_Exercise_
Count how many lines contain "ylabel" and reply with that number only.

_Data shown_
------
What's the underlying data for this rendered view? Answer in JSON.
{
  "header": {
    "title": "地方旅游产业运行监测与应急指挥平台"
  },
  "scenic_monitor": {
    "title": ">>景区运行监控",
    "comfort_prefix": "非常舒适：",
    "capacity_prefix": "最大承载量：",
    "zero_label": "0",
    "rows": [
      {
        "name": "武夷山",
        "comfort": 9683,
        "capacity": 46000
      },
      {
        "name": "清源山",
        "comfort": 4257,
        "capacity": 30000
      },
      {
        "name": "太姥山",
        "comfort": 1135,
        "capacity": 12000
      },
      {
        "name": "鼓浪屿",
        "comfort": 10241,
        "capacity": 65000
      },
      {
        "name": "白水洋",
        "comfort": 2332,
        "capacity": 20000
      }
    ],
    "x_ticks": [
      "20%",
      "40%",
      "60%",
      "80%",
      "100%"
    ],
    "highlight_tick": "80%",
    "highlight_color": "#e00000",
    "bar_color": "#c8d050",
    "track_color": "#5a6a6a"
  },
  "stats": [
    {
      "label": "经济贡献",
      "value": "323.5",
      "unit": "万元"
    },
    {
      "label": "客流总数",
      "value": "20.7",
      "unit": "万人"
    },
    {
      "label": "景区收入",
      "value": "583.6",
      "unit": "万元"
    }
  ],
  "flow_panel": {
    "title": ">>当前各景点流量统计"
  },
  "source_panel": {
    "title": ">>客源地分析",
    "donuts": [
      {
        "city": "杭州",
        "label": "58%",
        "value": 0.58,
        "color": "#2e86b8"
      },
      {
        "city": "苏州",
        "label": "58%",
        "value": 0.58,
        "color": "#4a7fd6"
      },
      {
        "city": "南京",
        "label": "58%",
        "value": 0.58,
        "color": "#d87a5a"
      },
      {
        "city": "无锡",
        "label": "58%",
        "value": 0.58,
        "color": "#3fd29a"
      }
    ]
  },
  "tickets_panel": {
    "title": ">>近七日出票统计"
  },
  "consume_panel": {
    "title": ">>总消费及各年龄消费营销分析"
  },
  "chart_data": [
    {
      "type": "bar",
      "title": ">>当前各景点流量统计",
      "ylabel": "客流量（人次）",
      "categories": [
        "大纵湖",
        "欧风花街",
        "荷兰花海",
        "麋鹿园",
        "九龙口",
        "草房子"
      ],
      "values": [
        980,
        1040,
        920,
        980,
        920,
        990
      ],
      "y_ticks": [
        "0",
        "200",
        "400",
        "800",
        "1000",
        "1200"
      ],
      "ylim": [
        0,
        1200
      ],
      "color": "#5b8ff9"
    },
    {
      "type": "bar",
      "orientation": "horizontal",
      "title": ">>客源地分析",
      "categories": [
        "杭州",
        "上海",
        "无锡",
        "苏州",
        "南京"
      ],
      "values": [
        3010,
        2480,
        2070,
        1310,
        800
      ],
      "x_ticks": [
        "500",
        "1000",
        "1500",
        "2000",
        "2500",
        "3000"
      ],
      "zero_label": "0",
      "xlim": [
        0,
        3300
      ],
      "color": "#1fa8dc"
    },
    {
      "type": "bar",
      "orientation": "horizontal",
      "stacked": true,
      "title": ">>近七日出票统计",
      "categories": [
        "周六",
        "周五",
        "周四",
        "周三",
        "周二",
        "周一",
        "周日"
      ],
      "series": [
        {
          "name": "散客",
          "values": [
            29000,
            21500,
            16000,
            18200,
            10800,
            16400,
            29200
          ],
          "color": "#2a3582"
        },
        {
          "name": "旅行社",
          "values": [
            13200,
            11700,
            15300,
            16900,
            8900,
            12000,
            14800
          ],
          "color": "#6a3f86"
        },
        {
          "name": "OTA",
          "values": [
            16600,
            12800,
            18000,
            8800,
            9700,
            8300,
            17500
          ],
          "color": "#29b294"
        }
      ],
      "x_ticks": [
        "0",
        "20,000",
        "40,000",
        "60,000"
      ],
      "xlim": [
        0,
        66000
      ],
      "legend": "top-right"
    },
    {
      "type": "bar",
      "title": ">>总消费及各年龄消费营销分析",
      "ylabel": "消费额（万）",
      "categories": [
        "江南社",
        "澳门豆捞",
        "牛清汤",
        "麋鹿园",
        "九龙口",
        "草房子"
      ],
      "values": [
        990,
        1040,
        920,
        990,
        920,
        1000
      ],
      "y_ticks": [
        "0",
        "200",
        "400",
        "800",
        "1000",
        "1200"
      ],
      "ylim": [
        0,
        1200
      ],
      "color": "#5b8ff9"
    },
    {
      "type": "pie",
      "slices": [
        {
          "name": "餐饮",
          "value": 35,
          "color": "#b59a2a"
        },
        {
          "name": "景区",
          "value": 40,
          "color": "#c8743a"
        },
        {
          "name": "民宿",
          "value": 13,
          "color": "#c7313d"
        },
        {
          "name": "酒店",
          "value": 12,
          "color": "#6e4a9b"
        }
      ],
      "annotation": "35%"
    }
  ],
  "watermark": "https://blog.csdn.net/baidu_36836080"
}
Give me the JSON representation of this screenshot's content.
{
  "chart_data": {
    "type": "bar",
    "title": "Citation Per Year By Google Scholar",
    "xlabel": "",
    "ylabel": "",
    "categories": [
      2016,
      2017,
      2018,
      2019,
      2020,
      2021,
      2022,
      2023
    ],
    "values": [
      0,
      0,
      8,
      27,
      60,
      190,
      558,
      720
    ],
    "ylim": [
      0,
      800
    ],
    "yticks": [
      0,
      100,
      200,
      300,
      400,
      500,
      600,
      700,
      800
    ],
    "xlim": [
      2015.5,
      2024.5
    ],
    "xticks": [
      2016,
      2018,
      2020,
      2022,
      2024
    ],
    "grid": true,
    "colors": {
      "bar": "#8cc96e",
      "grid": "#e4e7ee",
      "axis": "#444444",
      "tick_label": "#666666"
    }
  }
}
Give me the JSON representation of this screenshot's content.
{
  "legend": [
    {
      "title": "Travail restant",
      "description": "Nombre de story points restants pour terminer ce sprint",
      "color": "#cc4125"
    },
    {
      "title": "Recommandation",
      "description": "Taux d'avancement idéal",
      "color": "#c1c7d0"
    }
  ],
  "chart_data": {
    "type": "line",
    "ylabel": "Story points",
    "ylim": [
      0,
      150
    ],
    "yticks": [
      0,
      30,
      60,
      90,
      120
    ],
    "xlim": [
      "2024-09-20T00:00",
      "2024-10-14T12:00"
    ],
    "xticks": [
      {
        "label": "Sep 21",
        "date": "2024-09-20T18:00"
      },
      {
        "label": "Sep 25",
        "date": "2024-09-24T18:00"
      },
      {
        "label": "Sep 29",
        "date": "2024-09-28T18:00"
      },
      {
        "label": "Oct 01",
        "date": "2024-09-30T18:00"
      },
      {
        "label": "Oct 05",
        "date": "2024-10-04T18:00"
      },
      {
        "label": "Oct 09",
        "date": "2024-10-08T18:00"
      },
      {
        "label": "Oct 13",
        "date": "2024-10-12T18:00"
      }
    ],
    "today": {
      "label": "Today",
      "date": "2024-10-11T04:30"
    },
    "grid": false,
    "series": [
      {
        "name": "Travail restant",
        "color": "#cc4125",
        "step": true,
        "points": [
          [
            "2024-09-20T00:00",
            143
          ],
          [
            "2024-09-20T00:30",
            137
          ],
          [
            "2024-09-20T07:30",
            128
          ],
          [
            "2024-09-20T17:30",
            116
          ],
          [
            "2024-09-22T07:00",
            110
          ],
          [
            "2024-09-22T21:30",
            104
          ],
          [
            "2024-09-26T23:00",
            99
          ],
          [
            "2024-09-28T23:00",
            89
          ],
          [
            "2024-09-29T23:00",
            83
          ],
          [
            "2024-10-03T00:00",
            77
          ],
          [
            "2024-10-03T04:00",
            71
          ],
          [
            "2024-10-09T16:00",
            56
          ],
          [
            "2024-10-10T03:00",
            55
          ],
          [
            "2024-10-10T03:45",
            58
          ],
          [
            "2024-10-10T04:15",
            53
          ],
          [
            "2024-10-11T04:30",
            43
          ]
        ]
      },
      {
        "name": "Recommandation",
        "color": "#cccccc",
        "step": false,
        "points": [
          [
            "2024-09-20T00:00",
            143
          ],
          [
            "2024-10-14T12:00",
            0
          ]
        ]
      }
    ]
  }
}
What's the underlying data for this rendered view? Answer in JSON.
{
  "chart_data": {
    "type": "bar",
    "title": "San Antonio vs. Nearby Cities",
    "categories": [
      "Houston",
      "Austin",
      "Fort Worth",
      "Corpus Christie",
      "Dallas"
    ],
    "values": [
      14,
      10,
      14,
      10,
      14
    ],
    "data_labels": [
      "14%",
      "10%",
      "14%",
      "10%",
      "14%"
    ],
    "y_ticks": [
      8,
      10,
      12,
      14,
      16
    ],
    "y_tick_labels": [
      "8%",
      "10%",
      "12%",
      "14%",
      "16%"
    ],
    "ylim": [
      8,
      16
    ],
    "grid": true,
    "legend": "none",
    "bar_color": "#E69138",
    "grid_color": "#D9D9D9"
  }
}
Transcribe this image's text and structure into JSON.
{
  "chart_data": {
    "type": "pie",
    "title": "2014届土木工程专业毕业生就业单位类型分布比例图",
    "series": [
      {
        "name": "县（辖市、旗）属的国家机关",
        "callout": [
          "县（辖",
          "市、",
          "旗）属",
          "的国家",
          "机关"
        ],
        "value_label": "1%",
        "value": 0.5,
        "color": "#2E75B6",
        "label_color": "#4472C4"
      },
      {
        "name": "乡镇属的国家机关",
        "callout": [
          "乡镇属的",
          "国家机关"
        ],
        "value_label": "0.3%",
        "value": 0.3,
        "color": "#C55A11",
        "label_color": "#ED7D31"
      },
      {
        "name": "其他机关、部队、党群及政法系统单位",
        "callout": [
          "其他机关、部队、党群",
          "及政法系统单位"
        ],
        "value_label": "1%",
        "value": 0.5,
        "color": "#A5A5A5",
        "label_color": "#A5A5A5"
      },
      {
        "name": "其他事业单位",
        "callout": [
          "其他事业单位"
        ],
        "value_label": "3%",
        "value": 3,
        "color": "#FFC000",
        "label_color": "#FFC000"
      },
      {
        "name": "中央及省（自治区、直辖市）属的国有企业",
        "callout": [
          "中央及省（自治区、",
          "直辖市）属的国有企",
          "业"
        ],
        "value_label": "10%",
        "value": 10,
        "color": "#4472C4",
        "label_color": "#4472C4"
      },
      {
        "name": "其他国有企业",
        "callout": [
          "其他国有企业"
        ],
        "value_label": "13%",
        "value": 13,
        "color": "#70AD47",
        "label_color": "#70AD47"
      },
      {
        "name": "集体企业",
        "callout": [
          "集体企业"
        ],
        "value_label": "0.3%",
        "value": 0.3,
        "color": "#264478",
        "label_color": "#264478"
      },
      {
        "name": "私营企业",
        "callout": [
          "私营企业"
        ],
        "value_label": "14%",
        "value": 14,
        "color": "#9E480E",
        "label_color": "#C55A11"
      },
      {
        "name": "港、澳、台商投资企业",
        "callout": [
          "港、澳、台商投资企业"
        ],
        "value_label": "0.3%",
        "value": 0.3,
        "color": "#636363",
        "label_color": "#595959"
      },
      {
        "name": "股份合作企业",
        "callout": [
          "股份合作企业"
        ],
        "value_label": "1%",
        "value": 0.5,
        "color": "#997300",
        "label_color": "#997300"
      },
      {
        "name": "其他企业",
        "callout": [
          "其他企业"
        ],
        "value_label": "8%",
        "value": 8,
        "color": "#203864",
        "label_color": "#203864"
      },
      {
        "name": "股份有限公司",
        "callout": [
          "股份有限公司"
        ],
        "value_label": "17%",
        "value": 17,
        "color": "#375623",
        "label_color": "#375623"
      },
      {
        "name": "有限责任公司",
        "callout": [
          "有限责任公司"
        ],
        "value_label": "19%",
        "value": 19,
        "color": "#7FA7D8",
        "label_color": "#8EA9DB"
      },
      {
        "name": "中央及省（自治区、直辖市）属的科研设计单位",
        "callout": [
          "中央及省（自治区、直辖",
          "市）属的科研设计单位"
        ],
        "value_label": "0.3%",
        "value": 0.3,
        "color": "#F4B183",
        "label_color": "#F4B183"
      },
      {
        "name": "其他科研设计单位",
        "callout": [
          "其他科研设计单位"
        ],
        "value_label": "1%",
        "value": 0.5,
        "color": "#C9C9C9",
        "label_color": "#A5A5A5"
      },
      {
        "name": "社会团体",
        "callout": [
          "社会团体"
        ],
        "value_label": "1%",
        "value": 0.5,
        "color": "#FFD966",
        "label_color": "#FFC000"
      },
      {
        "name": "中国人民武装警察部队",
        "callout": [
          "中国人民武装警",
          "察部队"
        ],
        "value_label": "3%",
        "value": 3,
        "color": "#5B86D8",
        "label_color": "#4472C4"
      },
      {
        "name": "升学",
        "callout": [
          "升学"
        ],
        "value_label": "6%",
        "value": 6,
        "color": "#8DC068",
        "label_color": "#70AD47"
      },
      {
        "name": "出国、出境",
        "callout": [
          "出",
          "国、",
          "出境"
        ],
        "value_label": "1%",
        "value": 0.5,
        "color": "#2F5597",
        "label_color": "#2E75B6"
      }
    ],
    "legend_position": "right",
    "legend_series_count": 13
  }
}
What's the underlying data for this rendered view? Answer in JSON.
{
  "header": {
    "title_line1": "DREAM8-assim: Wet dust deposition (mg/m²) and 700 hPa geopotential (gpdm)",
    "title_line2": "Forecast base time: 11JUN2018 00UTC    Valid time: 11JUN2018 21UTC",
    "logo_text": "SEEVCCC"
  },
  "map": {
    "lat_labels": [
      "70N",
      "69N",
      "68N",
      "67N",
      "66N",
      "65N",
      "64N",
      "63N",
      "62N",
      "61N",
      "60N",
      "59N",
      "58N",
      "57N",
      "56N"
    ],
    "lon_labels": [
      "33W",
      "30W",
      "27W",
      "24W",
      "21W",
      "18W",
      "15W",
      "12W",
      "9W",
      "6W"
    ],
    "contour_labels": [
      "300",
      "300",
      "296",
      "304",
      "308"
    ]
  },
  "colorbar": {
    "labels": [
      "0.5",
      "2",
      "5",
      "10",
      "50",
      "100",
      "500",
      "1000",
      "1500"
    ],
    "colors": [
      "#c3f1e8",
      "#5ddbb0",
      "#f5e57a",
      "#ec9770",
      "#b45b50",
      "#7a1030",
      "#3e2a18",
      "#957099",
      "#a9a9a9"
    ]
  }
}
------
_Result_
4